Items listed in a dataset
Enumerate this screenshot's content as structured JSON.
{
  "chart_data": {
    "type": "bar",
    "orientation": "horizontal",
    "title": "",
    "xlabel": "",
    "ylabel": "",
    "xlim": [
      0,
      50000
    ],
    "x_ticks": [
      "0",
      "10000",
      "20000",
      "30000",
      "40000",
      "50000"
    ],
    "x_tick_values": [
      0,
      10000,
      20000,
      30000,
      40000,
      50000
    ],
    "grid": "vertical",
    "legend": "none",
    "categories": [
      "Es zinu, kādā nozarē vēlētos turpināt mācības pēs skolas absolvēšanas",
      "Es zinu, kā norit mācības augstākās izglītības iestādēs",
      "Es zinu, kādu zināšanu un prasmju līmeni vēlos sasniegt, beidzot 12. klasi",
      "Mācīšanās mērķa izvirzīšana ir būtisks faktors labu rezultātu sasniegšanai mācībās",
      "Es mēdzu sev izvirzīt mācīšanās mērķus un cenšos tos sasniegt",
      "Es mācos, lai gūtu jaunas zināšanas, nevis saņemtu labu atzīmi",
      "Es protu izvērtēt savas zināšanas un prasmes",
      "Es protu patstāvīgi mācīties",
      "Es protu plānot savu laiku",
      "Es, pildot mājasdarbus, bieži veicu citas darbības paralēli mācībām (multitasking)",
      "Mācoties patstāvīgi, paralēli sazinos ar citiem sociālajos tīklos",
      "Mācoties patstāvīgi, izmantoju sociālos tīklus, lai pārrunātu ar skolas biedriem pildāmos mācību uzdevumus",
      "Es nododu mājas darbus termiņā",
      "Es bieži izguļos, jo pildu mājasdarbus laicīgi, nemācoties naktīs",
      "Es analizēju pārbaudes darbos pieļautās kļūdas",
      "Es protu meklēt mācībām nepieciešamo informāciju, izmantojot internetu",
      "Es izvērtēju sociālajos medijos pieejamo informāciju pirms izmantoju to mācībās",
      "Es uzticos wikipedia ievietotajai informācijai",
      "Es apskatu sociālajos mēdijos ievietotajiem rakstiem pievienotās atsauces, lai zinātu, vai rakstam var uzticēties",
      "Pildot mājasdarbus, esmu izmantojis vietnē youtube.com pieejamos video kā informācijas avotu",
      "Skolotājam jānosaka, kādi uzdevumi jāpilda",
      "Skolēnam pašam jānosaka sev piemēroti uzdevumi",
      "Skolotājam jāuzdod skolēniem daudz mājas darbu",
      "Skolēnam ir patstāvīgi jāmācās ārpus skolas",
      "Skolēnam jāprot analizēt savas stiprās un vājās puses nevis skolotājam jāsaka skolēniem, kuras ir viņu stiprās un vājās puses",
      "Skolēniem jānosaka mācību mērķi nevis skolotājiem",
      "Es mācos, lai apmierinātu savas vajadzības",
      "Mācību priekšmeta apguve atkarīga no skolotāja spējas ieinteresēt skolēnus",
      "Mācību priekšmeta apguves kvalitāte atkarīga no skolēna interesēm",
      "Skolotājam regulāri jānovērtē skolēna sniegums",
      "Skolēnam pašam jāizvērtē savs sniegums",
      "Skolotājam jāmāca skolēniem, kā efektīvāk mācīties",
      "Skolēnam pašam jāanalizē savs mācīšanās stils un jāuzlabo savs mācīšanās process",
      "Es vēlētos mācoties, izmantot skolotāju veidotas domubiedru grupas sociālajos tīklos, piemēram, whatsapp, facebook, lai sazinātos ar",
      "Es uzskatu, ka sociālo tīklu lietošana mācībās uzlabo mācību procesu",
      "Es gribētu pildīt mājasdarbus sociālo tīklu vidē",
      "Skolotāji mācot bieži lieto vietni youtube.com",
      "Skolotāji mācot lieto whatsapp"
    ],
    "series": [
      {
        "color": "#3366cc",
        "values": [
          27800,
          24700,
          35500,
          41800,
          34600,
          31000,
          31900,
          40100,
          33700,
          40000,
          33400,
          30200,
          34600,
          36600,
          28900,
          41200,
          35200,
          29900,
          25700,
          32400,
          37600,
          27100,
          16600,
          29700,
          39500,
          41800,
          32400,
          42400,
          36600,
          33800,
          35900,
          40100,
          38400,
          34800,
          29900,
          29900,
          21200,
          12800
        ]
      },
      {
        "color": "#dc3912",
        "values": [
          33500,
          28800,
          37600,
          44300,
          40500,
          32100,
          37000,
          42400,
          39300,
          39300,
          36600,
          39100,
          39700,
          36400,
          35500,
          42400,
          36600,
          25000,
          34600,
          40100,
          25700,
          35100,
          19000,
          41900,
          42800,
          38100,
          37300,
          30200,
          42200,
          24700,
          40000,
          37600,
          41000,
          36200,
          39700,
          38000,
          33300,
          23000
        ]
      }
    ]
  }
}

*Stated exercise*. Type the whole listing again, unaltered.

*Result below*.
Enumerate this screenshot's content as structured JSON.
{
  "chart_data": {
    "type": "bar",
    "orientation": "horizontal",
    "title": "",
    "xlabel": "",
    "ylabel": "",
    "xlim": [
      0,
      50000
    ],
    "x_ticks": [
      "0",
      "10000",
      "20000",
      "30000",
      "40000",
      "50000"
    ],
    "x_tick_values": [
      0,
      10000,
      20000,
      30000,
      40000,
      50000
    ],
    "grid": "vertical",
    "legend": "none",
    "categories": [
      "Es zinu, kādā nozarē vēlētos turpināt mācības pēs skolas absolvēšanas",
      "Es zinu, kā norit mācības augstākās izglītības iestādēs",
      "Es zinu, kādu zināšanu un prasmju līmeni vēlos sasniegt, beidzot 12. klasi",
      "Mācīšanās mērķa izvirzīšana ir būtisks faktors labu rezultātu sasniegšanai mācībās",
      "Es mēdzu sev izvirzīt mācīšanās mērķus un cenšos tos sasniegt",
      "Es mācos, lai gūtu jaunas zināšanas, nevis saņemtu labu atzīmi",
      "Es protu izvērtēt savas zināšanas un prasmes",
      "Es protu patstāvīgi mācīties",
      "Es protu plānot savu laiku",
      "Es, pildot mājasdarbus, bieži veicu citas darbības paralēli mācībām (multitasking)",
      "Mācoties patstāvīgi, paralēli sazinos ar citiem sociālajos tīklos",
      "Mācoties patstāvīgi, izmantoju sociālos tīklus, lai pārrunātu ar skolas biedriem pildāmos mācību uzdevumus",
      "Es nododu mājas darbus termiņā",
      "Es bieži izguļos, jo pildu mājasdarbus laicīgi, nemācoties naktīs",
      "Es analizēju pārbaudes darbos pieļautās kļūdas",
      "Es protu meklēt mācībām nepieciešamo informāciju, izmantojot internetu",
      "Es izvērtēju sociālajos medijos pieejamo informāciju pirms izmantoju to mācībās",
      "Es uzticos wikipedia ievietotajai informācijai",
      "Es apskatu sociālajos mēdijos ievietotajiem rakstiem pievienotās atsauces, lai zinātu, vai rakstam var uzticēties",
      "Pildot mājasdarbus, esmu izmantojis vietnē youtube.com pieejamos video kā informācijas avotu",
      "Skolotājam jānosaka, kādi uzdevumi jāpilda",
      "Skolēnam pašam jānosaka sev piemēroti uzdevumi",
      "Skolotājam jāuzdod skolēniem daudz mājas darbu",
      "Skolēnam ir patstāvīgi jāmācās ārpus skolas",
      "Skolēnam jāprot analizēt savas stiprās un vājās puses nevis skolotājam jāsaka skolēniem, kuras ir viņu stiprās un vājās puses",
      "Skolēniem jānosaka mācību mērķi nevis skolotājiem",
      "Es mācos, lai apmierinātu savas vajadzības",
      "Mācību priekšmeta apguve atkarīga no skolotāja spējas ieinteresēt skolēnus",
      "Mācību priekšmeta apguves kvalitāte atkarīga no skolēna interesēm",
      "Skolotājam regulāri jānovērtē skolēna sniegums",
      "Skolēnam pašam jāizvērtē savs sniegums",
      "Skolotājam jāmāca skolēniem, kā efektīvāk mācīties",
      "Skolēnam pašam jāanalizē savs mācīšanās stils un jāuzlabo savs mācīšanās process",
      "Es vēlētos mācoties, izmantot skolotāju veidotas domubiedru grupas sociālajos tīklos, piemēram, whatsapp, facebook, lai sazinātos ar",
      "Es uzskatu, ka sociālo tīklu lietošana mācībās uzlabo mācību procesu",
      "Es gribētu pildīt mājasdarbus sociālo tīklu vidē",
      "Skolotāji mācot bieži lieto vietni youtube.com",
      "Skolotāji mācot lieto whatsapp"
    ],
    "series": [
      {
        "color": "#3366cc",
        "values": [
          27800,
          24700,
          35500,
          41800,
          34600,
          31000,
          31900,
          40100,
          33700,
          40000,
          33400,
          30200,
          34600,
          36600,
          28900,
          41200,
          35200,
          29900,
          25700,
          32400,
          37600,
          27100,
          16600,
          29700,
          39500,
          41800,
          32400,
          42400,
          36600,
          33800,
          35900,
          40100,
          38400,
          34800,
          29900,
          29900,
          21200,
          12800
        ]
      },
      {
        "color": "#dc3912",
        "values": [
          33500,
          28800,
          37600,
          44300,
          40500,
          32100,
          37000,
          42400,
          39300,
          39300,
          36600,
          39100,
          39700,
          36400,
          35500,
          42400,
          36600,
          25000,
          34600,
          40100,
          25700,
          35100,
          19000,
          41900,
          42800,
          38100,
          37300,
          30200,
          42200,
          24700,
          40000,
          37600,
          41000,
          36200,
          39700,
          38000,
          33300,
          23000
        ]
      }
    ]
  }
}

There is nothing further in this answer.